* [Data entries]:
* begin *
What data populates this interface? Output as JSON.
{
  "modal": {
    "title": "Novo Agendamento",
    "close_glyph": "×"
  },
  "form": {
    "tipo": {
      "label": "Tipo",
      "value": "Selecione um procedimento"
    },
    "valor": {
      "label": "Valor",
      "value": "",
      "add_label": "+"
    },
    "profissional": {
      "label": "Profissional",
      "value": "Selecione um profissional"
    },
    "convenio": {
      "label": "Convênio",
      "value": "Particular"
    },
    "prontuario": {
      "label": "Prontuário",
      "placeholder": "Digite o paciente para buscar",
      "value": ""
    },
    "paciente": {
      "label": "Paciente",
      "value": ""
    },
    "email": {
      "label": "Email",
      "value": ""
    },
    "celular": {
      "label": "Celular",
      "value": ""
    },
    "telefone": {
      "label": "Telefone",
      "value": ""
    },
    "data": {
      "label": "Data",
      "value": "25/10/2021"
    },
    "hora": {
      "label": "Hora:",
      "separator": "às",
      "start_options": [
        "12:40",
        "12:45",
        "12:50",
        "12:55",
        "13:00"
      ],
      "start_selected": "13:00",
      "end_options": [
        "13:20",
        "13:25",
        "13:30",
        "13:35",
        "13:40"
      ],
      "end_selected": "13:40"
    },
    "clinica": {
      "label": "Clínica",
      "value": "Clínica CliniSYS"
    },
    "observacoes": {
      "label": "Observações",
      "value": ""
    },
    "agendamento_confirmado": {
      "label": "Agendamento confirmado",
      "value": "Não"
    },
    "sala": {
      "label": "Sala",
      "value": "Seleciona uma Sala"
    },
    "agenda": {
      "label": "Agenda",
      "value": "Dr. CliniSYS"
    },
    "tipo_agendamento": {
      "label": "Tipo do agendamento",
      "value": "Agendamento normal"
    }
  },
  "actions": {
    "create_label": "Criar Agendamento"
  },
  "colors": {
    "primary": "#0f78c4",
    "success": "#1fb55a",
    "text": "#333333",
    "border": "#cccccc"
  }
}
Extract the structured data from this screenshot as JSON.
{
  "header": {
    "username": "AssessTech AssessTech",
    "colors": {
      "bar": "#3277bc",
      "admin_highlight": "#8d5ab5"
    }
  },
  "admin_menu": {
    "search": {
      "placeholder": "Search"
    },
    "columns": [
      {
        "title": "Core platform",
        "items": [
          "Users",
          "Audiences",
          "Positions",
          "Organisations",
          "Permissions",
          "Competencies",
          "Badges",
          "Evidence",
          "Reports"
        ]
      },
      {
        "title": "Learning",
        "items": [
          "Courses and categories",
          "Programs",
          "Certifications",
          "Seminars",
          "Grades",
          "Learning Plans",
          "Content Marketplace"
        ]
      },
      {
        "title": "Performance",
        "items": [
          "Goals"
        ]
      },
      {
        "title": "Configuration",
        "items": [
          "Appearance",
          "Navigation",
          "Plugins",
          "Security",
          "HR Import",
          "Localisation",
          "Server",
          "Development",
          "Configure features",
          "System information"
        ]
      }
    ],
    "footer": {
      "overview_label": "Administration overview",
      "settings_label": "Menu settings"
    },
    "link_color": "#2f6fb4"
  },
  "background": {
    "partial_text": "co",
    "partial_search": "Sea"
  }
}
* end *
Print the material once more, exactly.

* [TASK SOLUTION]:
What data populates this interface? Output as JSON.
{
  "modal": {
    "title": "Novo Agendamento",
    "close_glyph": "×"
  },
  "form": {
    "tipo": {
      "label": "Tipo",
      "value": "Selecione um procedimento"
    },
    "valor": {
      "label": "Valor",
      "value": "",
      "add_label": "+"
    },
    "profissional": {
      "label": "Profissional",
      "value": "Selecione um profissional"
    },
    "convenio": {
      "label": "Convênio",
      "value": "Particular"
    },
    "prontuario": {
      "label": "Prontuário",
      "placeholder": "Digite o paciente para buscar",
      "value": ""
    },
    "paciente": {
      "label": "Paciente",
      "value": ""
    },
    "email": {
      "label": "Email",
      "value": ""
    },
    "celular": {
      "label": "Celular",
      "value": ""
    },
    "telefone": {
      "label": "Telefone",
      "value": ""
    },
    "data": {
      "label": "Data",
      "value": "25/10/2021"
    },
    "hora": {
      "label": "Hora:",
      "separator": "às",
      "start_options": [
        "12:40",
        "12:45",
        "12:50",
        "12:55",
        "13:00"
      ],
      "start_selected": "13:00",
      "end_options": [
        "13:20",
        "13:25",
        "13:30",
        "13:35",
        "13:40"
      ],
      "end_selected": "13:40"
    },
    "clinica": {
      "label": "Clínica",
      "value": "Clínica CliniSYS"
    },
    "observacoes": {
      "label": "Observações",
      "value": ""
    },
    "agendamento_confirmado": {
      "label": "Agendamento confirmado",
      "value": "Não"
    },
    "sala": {
      "label": "Sala",
      "value": "Seleciona uma Sala"
    },
    "agenda": {
      "label": "Agenda",
      "value": "Dr. CliniSYS"
    },
    "tipo_agendamento": {
      "label": "Tipo do agendamento",
      "value": "Agendamento normal"
    }
  },
  "actions": {
    "create_label": "Criar Agendamento"
  },
  "colors": {
    "primary": "#0f78c4",
    "success": "#1fb55a",
    "text": "#333333",
    "border": "#cccccc"
  }
}
Extract the structured data from this screenshot as JSON.
{
  "header": {
    "username": "AssessTech AssessTech",
    "colors": {
      "bar": "#3277bc",
      "admin_highlight": "#8d5ab5"
    }
  },
  "admin_menu": {
    "search": {
      "placeholder": "Search"
    },
    "columns": [
      {
        "title": "Core platform",
        "items": [
          "Users",
          "Audiences",
          "Positions",
          "Organisations",
          "Permissions",
          "Competencies",
          "Badges",
          "Evidence",
          "Reports"
        ]
      },
      {
        "title": "Learning",
        "items": [
          "Courses and categories",
          "Programs",
          "Certifications",
          "Seminars",
          "Grades",
          "Learning Plans",
          "Content Marketplace"
        ]
      },
      {
        "title": "Performance",
        "items": [
          "Goals"
        ]
      },
      {
        "title": "Configuration",
        "items": [
          "Appearance",
          "Navigation",
          "Plugins",
          "Security",
          "HR Import",
          "Localisation",
          "Server",
          "Development",
          "Configure features",
          "System information"
        ]
      }
    ],
    "footer": {
      "overview_label": "Administration overview",
      "settings_label": "Menu settings"
    },
    "link_color": "#2f6fb4"
  },
  "background": {
    "partial_text": "co",
    "partial_search": "Sea"
  }
}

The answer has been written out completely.